Transcript data for document pages
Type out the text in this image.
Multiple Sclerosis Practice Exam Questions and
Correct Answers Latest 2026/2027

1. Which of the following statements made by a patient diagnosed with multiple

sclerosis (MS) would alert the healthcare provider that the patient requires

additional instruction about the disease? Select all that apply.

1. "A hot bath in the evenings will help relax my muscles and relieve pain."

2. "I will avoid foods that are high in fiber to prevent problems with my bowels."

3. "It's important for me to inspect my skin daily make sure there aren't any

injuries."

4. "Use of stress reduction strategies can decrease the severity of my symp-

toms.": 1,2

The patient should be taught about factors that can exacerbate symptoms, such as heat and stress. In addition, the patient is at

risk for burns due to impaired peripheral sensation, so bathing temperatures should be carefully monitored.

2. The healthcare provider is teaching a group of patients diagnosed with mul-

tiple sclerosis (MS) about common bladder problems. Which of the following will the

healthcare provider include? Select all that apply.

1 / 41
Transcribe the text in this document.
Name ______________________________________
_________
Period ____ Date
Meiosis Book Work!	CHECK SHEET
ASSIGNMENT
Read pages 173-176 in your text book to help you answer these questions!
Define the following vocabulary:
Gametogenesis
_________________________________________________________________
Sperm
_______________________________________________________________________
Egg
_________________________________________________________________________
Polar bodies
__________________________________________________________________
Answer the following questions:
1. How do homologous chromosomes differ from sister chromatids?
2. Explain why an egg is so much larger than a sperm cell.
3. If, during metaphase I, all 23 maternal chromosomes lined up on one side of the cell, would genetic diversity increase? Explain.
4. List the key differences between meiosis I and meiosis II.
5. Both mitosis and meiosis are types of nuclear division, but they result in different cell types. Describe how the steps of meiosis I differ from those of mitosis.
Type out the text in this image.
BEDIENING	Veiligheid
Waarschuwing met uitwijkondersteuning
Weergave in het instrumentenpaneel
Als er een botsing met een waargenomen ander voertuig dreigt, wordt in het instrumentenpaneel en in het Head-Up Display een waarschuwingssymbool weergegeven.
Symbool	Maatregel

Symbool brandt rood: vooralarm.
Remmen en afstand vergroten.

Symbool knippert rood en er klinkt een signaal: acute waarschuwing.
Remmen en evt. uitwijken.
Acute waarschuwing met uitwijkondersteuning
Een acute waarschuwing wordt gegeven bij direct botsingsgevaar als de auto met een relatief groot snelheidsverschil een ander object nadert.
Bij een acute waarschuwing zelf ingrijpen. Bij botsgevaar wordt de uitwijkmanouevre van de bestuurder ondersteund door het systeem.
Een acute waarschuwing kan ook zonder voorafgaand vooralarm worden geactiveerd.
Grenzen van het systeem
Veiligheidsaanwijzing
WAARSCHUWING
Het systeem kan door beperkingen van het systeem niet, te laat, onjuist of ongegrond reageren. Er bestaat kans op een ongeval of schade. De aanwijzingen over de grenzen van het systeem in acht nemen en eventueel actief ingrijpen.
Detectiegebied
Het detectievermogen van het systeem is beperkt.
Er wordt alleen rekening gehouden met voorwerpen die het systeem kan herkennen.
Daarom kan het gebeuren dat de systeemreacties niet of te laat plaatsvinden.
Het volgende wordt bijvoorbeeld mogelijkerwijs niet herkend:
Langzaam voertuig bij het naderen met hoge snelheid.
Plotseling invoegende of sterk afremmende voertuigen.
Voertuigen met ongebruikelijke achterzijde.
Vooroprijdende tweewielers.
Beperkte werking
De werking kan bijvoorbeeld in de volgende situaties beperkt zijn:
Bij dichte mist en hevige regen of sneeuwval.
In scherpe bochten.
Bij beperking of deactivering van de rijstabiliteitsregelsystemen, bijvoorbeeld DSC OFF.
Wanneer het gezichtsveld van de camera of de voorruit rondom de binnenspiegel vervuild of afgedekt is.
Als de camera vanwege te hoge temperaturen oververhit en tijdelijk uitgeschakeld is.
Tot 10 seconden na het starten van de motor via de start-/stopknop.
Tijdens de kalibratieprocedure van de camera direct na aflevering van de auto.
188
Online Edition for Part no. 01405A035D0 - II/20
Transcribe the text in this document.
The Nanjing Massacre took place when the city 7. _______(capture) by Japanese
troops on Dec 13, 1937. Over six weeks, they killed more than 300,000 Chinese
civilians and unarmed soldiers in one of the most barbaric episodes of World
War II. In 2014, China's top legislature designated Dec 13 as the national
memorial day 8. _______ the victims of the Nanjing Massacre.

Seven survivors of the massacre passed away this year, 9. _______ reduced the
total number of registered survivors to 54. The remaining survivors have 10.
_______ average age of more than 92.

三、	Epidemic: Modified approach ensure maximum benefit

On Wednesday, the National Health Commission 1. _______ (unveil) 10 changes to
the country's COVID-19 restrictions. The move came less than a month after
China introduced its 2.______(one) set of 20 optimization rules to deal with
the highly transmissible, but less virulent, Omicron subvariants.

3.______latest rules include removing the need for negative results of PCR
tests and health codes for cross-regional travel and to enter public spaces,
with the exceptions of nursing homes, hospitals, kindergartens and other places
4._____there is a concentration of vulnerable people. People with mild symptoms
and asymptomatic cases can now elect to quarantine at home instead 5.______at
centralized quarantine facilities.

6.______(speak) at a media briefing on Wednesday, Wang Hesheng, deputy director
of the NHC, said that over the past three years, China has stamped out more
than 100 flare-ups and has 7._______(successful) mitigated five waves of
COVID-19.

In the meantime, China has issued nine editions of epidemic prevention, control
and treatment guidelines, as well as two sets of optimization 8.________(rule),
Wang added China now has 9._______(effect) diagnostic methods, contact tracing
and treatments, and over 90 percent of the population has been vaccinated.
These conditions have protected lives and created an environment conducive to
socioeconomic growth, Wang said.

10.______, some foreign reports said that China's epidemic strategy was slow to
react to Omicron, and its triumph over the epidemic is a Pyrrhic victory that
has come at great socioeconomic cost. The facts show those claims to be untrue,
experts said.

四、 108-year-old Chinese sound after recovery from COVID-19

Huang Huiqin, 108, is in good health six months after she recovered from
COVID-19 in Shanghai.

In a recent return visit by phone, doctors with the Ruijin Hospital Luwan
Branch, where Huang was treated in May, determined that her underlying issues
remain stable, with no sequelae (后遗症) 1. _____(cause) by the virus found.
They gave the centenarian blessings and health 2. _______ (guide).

◆ **THE PROBLEM**:
In the entries above, find every line with the word "COVID" and list it.

◆ **TASK ANSWER**:
the country's COVID-19 restrictions. The move came less than a month after
COVID-19.
四、 108-year-old Chinese sound after recovery from COVID-19
COVID-19 in Shanghai.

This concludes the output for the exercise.